* TO BE DONE:
Your task is to gather the lines below that hold the string "Hagen".

[Stored records]
________________________________________
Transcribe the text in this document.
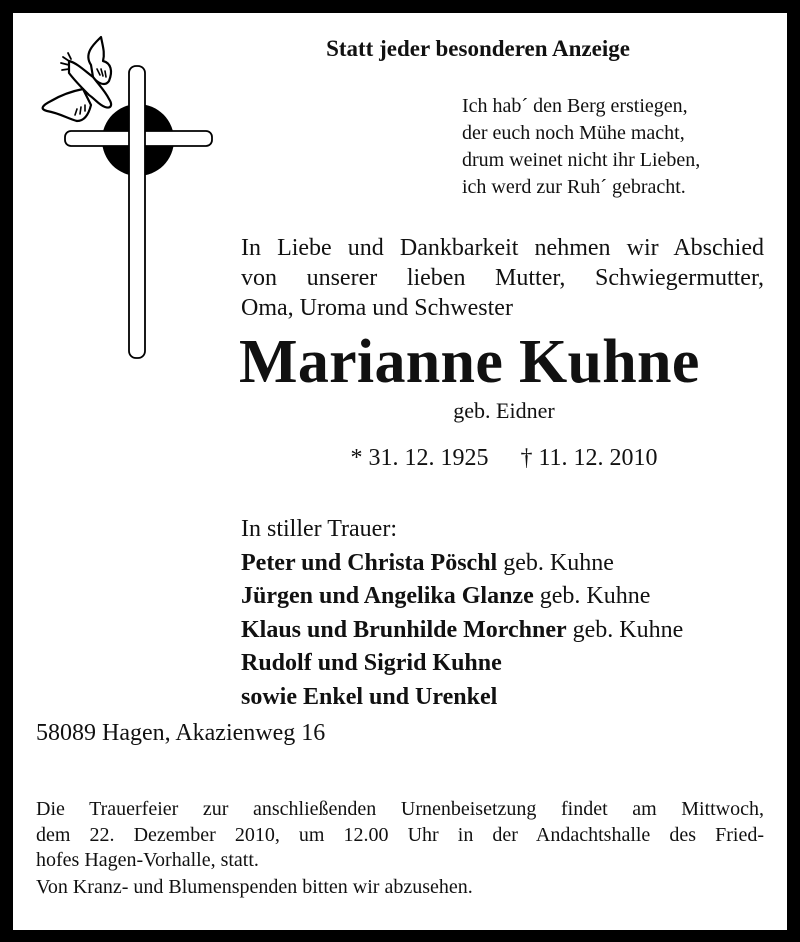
Statt jeder besonderen Anzeige
Ich hab´ den Berg erstiegen,
der euch noch Mühe macht,
drum weinet nicht ihr Lieben,
ich werd zur Ruh´ gebracht.
In Liebe und Dankbarkeit nehmen wir Abschied
von unserer lieben Mutter, Schwiegermutter,
Oma, Uroma und Schwester
Marianne Kuhne
geb. Eidner
* 31. 12. 1925 † 11. 12. 2010
In stiller Trauer:
Peter und Christa Pöschl geb. Kuhne
Jürgen und Angelika Glanze geb. Kuhne
Klaus und Brunhilde Morchner geb. Kuhne
Rudolf und Sigrid Kuhne
sowie Enkel und Urenkel
58089 Hagen, Akazienweg 16
Die Trauerfeier zur anschließenden Urnenbeisetzung findet am Mittwoch,
dem 22. Dezember 2010, um 12.00 Uhr in der Andachtshalle des Fried-
hofes Hagen-Vorhalle, statt.
Von Kranz- und Blumenspenden bitten wir abzusehen.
________________________________________
* FINISHED EXERCISE:
58089 Hagen, Akazienweg 16
hofes Hagen-Vorhalle, statt.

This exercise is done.